• CHALLENGE: Return the material word for word. Do not include the pictures.

• EXCERPTED DATA:

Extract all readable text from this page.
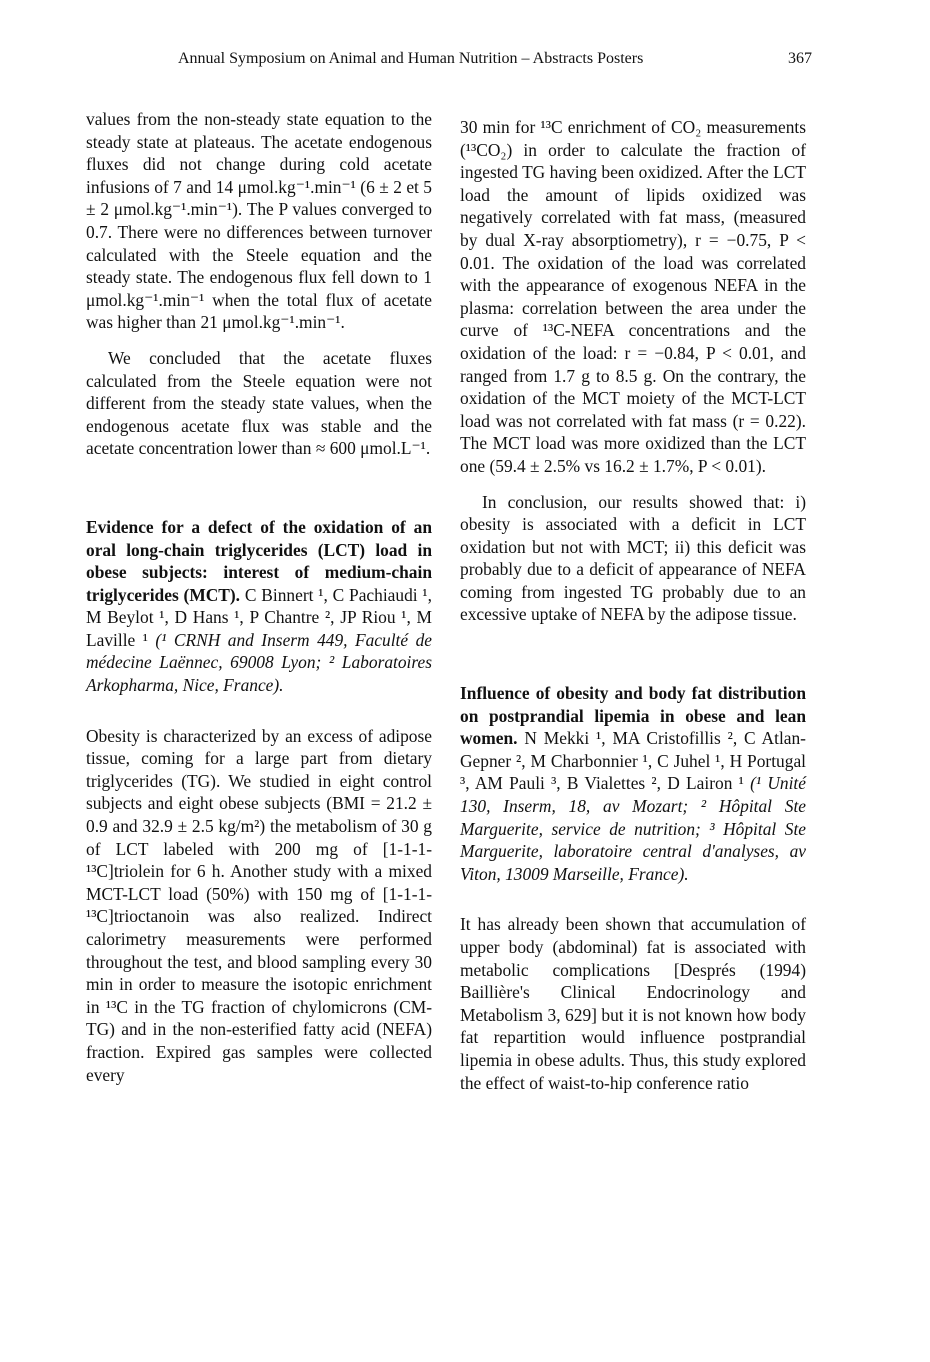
Annual Symposium on Animal and Human Nutrition – Abstracts Posters	367

values from the non-steady state equation to the steady state at plateaus. The acetate endogenous fluxes did not change during cold acetate infusions of 7 and 14 μmol.kg⁻¹.min⁻¹ (6 ± 2 et 5 ± 2 μmol.kg⁻¹.min⁻¹). The P values converged to 0.7. There were no differences between turnover calculated with the Steele equation and the steady state. The endogenous flux fell down to 1 μmol.kg⁻¹.min⁻¹ when the total flux of acetate was higher than 21 μmol.kg⁻¹.min⁻¹.

We concluded that the acetate fluxes calculated from the Steele equation were not different from the steady state values, when the endogenous acetate flux was stable and the acetate concentration lower than ≈ 600 μmol.L⁻¹.

Evidence for a defect of the oxidation of an oral long-chain triglycerides (LCT) load in obese subjects: interest of medium-chain triglycerides (MCT). C Binnert ¹, C Pachiaudi ¹, M Beylot ¹, D Hans ¹, P Chantre ², JP Riou ¹, M Laville ¹ (¹ CRNH and Inserm 449, Faculté de médecine Laënnec, 69008 Lyon; ² Laboratoires Arkopharma, Nice, France).

Obesity is characterized by an excess of adipose tissue, coming for a large part from dietary triglycerides (TG). We studied in eight control subjects and eight obese subjects (BMI = 21.2 ± 0.9 and 32.9 ± 2.5 kg/m²) the metabolism of 30 g of LCT labeled with 200 mg of [1-1-1-¹³C]triolein for 6 h. Another study with a mixed MCT-LCT load (50%) with 150 mg of [1-1-1-¹³C]trioctanoin was also realized. Indirect calorimetry measurements were performed throughout the test, and blood sampling every 30 min in order to measure the isotopic enrichment in ¹³C in the TG fraction of chylomicrons (CM-TG) and in the non-esterified fatty acid (NEFA) fraction. Expired gas samples were collected every

30 min for ¹³C enrichment of CO₂ measurements (¹³CO₂) in order to calculate the fraction of ingested TG having been oxidized. After the LCT load the amount of lipids oxidized was negatively correlated with fat mass, (measured by dual X-ray absorptiometry), r = −0.75, P < 0.01. The oxidation of the load was correlated with the appearance of exogenous NEFA in the plasma: correlation between the area under the curve of ¹³C-NEFA concentrations and the oxidation of the load: r = −0.84, P < 0.01, and ranged from 1.7 g to 8.5 g. On the contrary, the oxidation of the MCT moiety of the MCT-LCT load was not correlated with fat mass (r = 0.22). The MCT load was more oxidized than the LCT one (59.4 ± 2.5% vs 16.2 ± 1.7%, P < 0.01).

In conclusion, our results showed that: i) obesity is associated with a deficit in LCT oxidation but not with MCT; ii) this deficit was probably due to a deficit of appearance of NEFA coming from ingested TG probably due to an excessive uptake of NEFA by the adipose tissue.

Influence of obesity and body fat distribution on postprandial lipemia in obese and lean women. N Mekki ¹, MA Cristofillis ², C Atlan-Gepner ², M Charbonnier ¹, C Juhel ¹, H Portugal ³, AM Pauli ³, B Vialettes ², D Lairon ¹ (¹ Unité 130, Inserm, 18, av Mozart; ² Hôpital Ste Marguerite, service de nutrition; ³ Hôpital Ste Marguerite, laboratoire central d'analyses, av Viton, 13009 Marseille, France).

It has already been shown that accumulation of upper body (abdominal) fat is associated with metabolic complications [Després (1994) Baillière's Clinical Endocrinology and Metabolism 3, 629] but it is not known how body fat repartition would influence postprandial lipemia in obese adults. Thus, this study explored the effect of waist-to-hip conference ratio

• TASK OUTPUT:
Extract all readable text from this page.
Annual Symposium on Animal and Human Nutrition – Abstracts Posters	367

values from the non-steady state equation to the steady state at plateaus. The acetate endogenous fluxes did not change during cold acetate infusions of 7 and 14 μmol.kg⁻¹.min⁻¹ (6 ± 2 et 5 ± 2 μmol.kg⁻¹.min⁻¹). The P values converged to 0.7. There were no differences between turnover calculated with the Steele equation and the steady state. The endogenous flux fell down to 1 μmol.kg⁻¹.min⁻¹ when the total flux of acetate was higher than 21 μmol.kg⁻¹.min⁻¹.

We concluded that the acetate fluxes calculated from the Steele equation were not different from the steady state values, when the endogenous acetate flux was stable and the acetate concentration lower than ≈ 600 μmol.L⁻¹.

Evidence for a defect of the oxidation of an oral long-chain triglycerides (LCT) load in obese subjects: interest of medium-chain triglycerides (MCT). C Binnert ¹, C Pachiaudi ¹, M Beylot ¹, D Hans ¹, P Chantre ², JP Riou ¹, M Laville ¹ (¹ CRNH and Inserm 449, Faculté de médecine Laënnec, 69008 Lyon; ² Laboratoires Arkopharma, Nice, France).

Obesity is characterized by an excess of adipose tissue, coming for a large part from dietary triglycerides (TG). We studied in eight control subjects and eight obese subjects (BMI = 21.2 ± 0.9 and 32.9 ± 2.5 kg/m²) the metabolism of 30 g of LCT labeled with 200 mg of [1-1-1-¹³C]triolein for 6 h. Another study with a mixed MCT-LCT load (50%) with 150 mg of [1-1-1-¹³C]trioctanoin was also realized. Indirect calorimetry measurements were performed throughout the test, and blood sampling every 30 min in order to measure the isotopic enrichment in ¹³C in the TG fraction of chylomicrons (CM-TG) and in the non-esterified fatty acid (NEFA) fraction. Expired gas samples were collected every

30 min for ¹³C enrichment of CO₂ measurements (¹³CO₂) in order to calculate the fraction of ingested TG having been oxidized. After the LCT load the amount of lipids oxidized was negatively correlated with fat mass, (measured by dual X-ray absorptiometry), r = −0.75, P < 0.01. The oxidation of the load was correlated with the appearance of exogenous NEFA in the plasma: correlation between the area under the curve of ¹³C-NEFA concentrations and the oxidation of the load: r = −0.84, P < 0.01, and ranged from 1.7 g to 8.5 g. On the contrary, the oxidation of the MCT moiety of the MCT-LCT load was not correlated with fat mass (r = 0.22). The MCT load was more oxidized than the LCT one (59.4 ± 2.5% vs 16.2 ± 1.7%, P < 0.01).

In conclusion, our results showed that: i) obesity is associated with a deficit in LCT oxidation but not with MCT; ii) this deficit was probably due to a deficit of appearance of NEFA coming from ingested TG probably due to an excessive uptake of NEFA by the adipose tissue.

Influence of obesity and body fat distribution on postprandial lipemia in obese and lean women. N Mekki ¹, MA Cristofillis ², C Atlan-Gepner ², M Charbonnier ¹, C Juhel ¹, H Portugal ³, AM Pauli ³, B Vialettes ², D Lairon ¹ (¹ Unité 130, Inserm, 18, av Mozart; ² Hôpital Ste Marguerite, service de nutrition; ³ Hôpital Ste Marguerite, laboratoire central d'analyses, av Viton, 13009 Marseille, France).

It has already been shown that accumulation of upper body (abdominal) fat is associated with metabolic complications [Després (1994) Baillière's Clinical Endocrinology and Metabolism 3, 629] but it is not known how body fat repartition would influence postprandial lipemia in obese adults. Thus, this study explored the effect of waist-to-hip conference ratio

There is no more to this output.